### WHAT TO DO
Rewrite the listing below with "Patent image size" changed to "Drawing dimensions" and everything else unchanged, leaving out the pictures.

=====

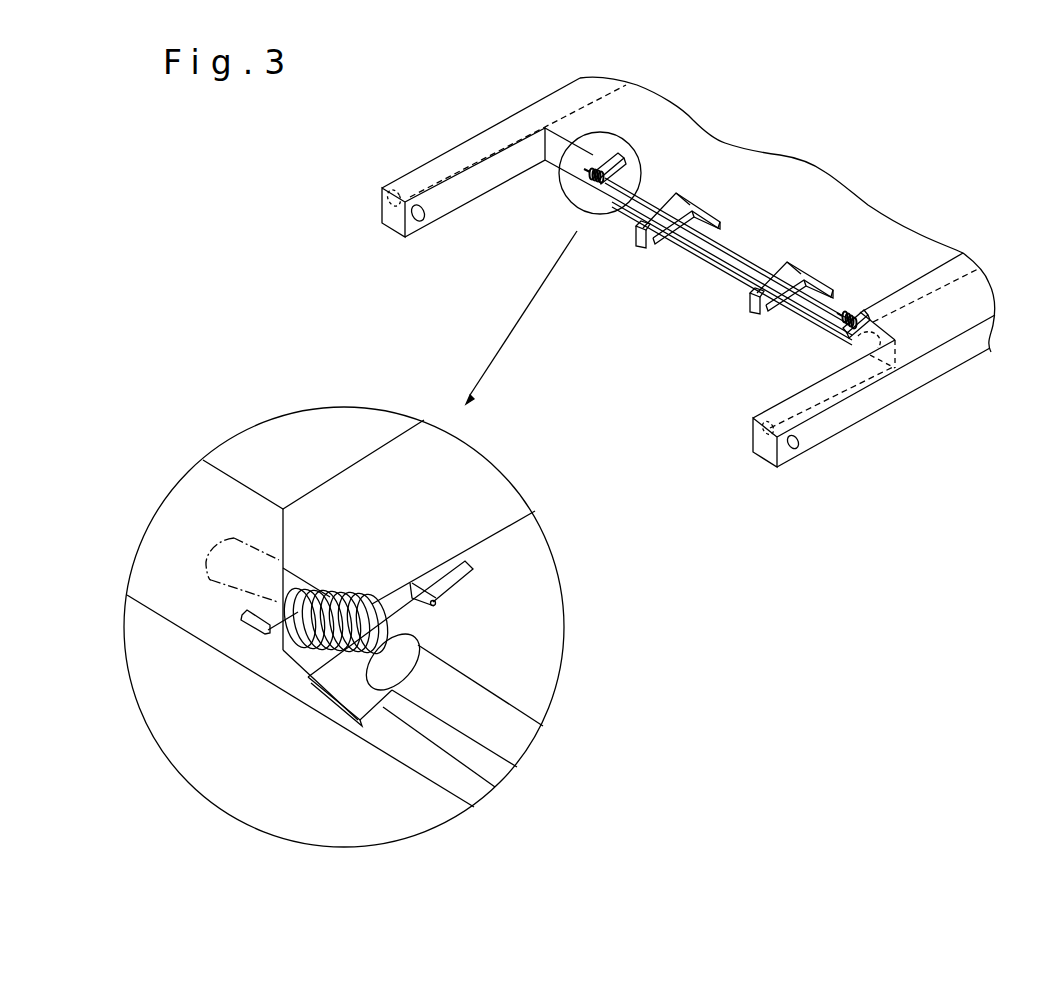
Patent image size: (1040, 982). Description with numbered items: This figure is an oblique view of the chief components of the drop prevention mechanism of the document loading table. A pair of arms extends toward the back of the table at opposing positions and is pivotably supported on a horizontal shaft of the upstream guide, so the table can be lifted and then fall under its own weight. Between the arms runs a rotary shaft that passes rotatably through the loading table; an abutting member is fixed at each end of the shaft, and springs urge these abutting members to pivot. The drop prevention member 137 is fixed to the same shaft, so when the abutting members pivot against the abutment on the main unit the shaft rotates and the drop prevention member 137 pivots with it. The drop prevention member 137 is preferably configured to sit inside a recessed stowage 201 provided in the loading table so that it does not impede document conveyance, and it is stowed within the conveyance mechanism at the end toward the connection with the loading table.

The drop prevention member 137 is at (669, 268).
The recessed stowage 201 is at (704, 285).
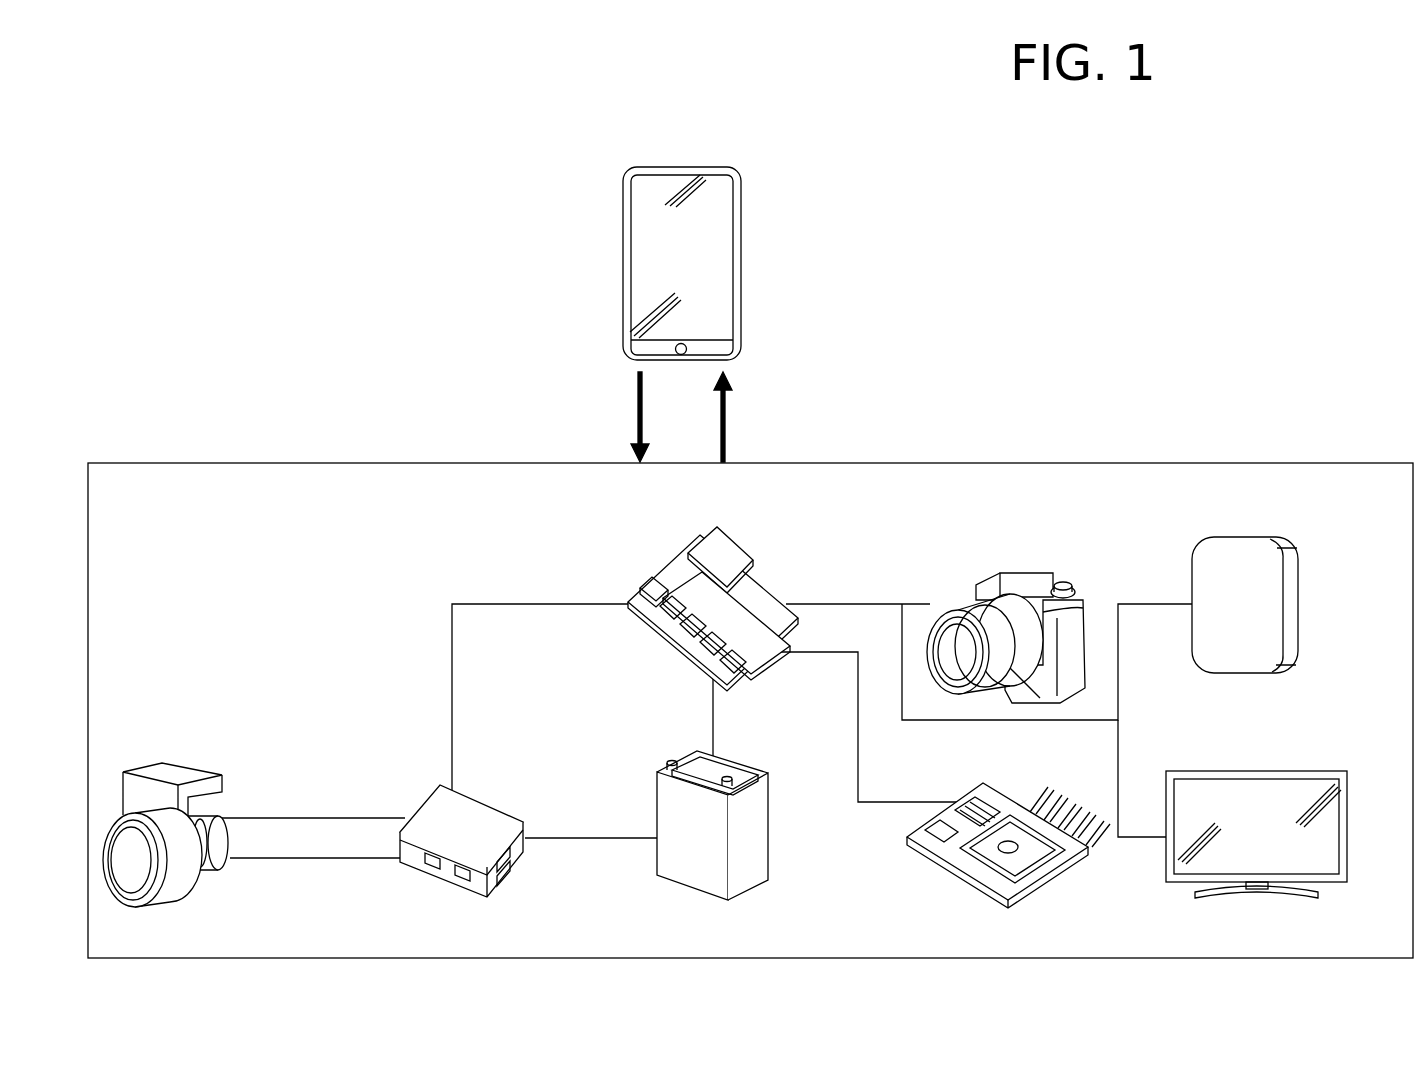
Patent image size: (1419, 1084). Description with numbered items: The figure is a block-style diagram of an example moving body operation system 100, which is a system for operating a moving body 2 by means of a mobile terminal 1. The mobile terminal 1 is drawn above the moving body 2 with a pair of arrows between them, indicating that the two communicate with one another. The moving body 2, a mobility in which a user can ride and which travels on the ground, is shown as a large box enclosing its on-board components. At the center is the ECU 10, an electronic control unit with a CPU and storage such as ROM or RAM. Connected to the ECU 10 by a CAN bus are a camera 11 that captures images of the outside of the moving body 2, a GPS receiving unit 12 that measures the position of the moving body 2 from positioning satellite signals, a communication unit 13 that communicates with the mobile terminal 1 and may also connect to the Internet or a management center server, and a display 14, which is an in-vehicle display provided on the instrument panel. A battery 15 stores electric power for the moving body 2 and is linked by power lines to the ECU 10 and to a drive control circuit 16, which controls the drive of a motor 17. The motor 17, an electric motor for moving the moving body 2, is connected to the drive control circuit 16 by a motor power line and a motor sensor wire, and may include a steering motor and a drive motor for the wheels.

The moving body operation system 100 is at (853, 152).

=====

### SOLUTION BELOW
Drawing dimensions: (1040, 982). Description with numbered items: This figure is an oblique view of the chief components of the drop prevention mechanism of the document loading table. A pair of arms extends toward the back of the table at opposing positions and is pivotably supported on a horizontal shaft of the upstream guide, so the table can be lifted and then fall under its own weight. Between the arms runs a rotary shaft that passes rotatably through the loading table; an abutting member is fixed at each end of the shaft, and springs urge these abutting members to pivot. The drop prevention member 137 is fixed to the same shaft, so when the abutting members pivot against the abutment on the main unit the shaft rotates and the drop prevention member 137 pivots with it. The drop prevention member 137 is preferably configured to sit inside a recessed stowage 201 provided in the loading table so that it does not impede document conveyance, and it is stowed within the conveyance mechanism at the end toward the connection with the loading table.

The drop prevention member 137 is at (669, 268).
The recessed stowage 201 is at (704, 285).
Drawing dimensions: (1419, 1084). Description with numbered items: The figure is a block-style diagram of an example moving body operation system 100, which is a system for operating a moving body 2 by means of a mobile terminal 1. The mobile terminal 1 is drawn above the moving body 2 with a pair of arrows between them, indicating that the two communicate with one another. The moving body 2, a mobility in which a user can ride and which travels on the ground, is shown as a large box enclosing its on-board components. At the center is the ECU 10, an electronic control unit with a CPU and storage such as ROM or RAM. Connected to the ECU 10 by a CAN bus are a camera 11 that captures images of the outside of the moving body 2, a GPS receiving unit 12 that measures the position of the moving body 2 from positioning satellite signals, a communication unit 13 that communicates with the mobile terminal 1 and may also connect to the Internet or a management center server, and a display 14, which is an in-vehicle display provided on the instrument panel. A battery 15 stores electric power for the moving body 2 and is linked by power lines to the ECU 10 and to a drive control circuit 16, which controls the drive of a motor 17. The motor 17, an electric motor for moving the moving body 2, is connected to the drive control circuit 16 by a motor power line and a motor sensor wire, and may include a steering motor and a drive motor for the wheels.

The moving body operation system 100 is at (853, 152).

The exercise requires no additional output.